Provided data:
** start **

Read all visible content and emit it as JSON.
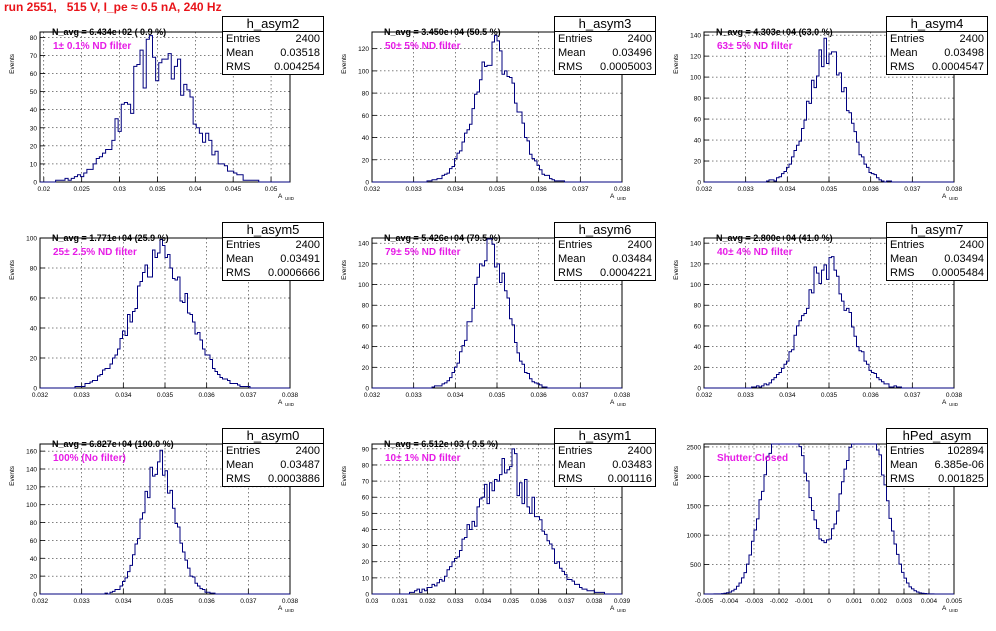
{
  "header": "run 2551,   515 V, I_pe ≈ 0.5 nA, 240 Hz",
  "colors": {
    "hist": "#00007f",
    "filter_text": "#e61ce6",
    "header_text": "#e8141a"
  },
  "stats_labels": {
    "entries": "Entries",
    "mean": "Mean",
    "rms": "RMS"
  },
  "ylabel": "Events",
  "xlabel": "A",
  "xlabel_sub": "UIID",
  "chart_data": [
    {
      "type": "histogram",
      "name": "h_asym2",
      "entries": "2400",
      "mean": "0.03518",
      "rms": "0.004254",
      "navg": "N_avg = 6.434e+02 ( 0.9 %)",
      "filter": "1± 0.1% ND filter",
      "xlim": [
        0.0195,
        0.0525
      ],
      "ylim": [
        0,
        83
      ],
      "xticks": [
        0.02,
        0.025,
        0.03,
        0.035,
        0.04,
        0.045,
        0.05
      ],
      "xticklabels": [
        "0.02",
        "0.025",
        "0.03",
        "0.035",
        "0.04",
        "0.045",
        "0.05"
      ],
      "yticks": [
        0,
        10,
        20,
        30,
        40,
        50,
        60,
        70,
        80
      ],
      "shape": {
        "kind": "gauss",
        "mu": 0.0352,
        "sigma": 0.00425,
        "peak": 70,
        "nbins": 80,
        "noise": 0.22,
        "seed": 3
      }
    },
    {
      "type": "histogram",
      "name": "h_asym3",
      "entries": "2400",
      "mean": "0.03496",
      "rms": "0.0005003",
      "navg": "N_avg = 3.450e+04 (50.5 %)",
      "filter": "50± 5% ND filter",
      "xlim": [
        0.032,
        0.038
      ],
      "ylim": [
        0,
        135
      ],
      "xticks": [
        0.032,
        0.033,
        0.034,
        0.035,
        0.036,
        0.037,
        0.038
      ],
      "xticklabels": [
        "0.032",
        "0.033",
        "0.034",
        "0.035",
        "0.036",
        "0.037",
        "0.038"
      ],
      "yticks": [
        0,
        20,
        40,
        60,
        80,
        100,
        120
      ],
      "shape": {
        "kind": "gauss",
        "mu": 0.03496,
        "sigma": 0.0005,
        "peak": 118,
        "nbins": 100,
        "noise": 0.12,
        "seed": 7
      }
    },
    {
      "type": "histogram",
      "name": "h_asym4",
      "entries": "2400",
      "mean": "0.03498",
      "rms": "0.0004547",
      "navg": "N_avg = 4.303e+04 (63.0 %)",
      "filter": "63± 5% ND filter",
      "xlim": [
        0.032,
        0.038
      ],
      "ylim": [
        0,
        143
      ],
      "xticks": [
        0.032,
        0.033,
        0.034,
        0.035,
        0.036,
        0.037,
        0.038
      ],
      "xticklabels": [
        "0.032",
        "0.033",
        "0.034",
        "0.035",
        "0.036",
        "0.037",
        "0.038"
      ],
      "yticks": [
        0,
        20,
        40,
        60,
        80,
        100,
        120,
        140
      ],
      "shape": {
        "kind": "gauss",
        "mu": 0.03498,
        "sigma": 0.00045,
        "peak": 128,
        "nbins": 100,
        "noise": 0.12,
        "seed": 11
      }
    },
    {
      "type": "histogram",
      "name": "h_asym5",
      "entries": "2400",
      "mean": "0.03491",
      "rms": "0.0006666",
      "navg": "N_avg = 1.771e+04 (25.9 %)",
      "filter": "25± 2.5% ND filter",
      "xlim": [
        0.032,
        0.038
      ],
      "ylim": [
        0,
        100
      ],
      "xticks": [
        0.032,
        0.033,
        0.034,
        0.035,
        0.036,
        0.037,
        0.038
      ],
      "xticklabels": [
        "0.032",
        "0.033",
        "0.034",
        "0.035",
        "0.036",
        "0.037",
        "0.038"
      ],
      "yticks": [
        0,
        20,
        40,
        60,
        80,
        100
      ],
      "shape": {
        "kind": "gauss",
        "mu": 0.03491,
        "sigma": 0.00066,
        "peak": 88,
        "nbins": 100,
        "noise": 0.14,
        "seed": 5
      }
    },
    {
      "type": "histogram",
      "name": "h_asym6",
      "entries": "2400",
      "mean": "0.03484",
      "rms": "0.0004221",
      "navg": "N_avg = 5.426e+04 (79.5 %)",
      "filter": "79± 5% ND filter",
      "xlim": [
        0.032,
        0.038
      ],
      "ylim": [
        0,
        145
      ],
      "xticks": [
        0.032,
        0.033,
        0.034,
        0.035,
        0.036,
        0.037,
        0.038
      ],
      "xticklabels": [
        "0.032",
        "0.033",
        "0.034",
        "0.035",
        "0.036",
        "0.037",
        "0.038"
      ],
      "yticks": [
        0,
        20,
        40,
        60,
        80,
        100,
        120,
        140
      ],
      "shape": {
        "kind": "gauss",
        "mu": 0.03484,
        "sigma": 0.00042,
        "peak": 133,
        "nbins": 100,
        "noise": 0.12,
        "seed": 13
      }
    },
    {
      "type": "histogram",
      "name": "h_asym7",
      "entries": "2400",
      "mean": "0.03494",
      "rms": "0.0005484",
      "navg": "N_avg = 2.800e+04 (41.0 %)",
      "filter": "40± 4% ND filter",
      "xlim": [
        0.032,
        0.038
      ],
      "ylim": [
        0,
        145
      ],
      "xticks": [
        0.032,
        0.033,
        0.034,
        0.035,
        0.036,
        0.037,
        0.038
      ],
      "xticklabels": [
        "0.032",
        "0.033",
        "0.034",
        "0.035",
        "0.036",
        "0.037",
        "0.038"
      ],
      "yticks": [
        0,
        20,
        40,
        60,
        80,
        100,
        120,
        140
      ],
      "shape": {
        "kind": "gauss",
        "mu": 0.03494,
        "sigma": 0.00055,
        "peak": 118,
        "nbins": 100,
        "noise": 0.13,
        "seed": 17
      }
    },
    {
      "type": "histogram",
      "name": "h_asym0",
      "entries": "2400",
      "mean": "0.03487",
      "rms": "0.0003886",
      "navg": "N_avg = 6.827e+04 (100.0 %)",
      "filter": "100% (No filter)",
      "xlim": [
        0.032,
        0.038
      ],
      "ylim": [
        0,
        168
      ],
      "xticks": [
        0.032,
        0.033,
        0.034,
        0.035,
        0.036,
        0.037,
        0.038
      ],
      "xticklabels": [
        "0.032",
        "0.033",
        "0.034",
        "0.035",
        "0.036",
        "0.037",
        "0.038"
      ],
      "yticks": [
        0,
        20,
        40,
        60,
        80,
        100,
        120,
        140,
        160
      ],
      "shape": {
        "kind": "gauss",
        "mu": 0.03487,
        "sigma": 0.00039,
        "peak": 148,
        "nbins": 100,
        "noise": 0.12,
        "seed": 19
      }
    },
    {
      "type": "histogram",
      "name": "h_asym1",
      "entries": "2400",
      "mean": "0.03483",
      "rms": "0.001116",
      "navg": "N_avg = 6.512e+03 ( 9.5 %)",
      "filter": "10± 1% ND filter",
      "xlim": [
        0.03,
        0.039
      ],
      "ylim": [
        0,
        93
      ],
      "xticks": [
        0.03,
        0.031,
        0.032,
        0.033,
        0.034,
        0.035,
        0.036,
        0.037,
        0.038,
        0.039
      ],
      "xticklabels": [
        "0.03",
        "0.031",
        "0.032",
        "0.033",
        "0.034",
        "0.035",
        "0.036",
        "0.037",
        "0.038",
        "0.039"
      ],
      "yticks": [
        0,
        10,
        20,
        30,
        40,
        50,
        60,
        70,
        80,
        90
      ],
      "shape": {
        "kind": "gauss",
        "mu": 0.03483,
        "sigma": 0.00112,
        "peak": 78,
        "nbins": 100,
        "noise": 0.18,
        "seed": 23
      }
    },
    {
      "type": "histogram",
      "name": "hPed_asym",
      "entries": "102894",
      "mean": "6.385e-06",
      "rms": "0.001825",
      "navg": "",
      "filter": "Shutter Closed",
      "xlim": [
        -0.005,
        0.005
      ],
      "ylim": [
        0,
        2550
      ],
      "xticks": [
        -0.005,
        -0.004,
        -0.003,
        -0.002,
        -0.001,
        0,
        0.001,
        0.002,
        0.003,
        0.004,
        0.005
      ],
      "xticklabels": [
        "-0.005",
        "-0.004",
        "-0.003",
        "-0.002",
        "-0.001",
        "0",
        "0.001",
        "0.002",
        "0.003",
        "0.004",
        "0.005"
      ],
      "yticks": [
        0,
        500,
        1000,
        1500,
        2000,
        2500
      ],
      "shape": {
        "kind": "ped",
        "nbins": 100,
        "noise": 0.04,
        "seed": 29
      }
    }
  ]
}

** end **

Directions: Count the lines of these entries that hold the string "seed", and give only that number.

The result: 9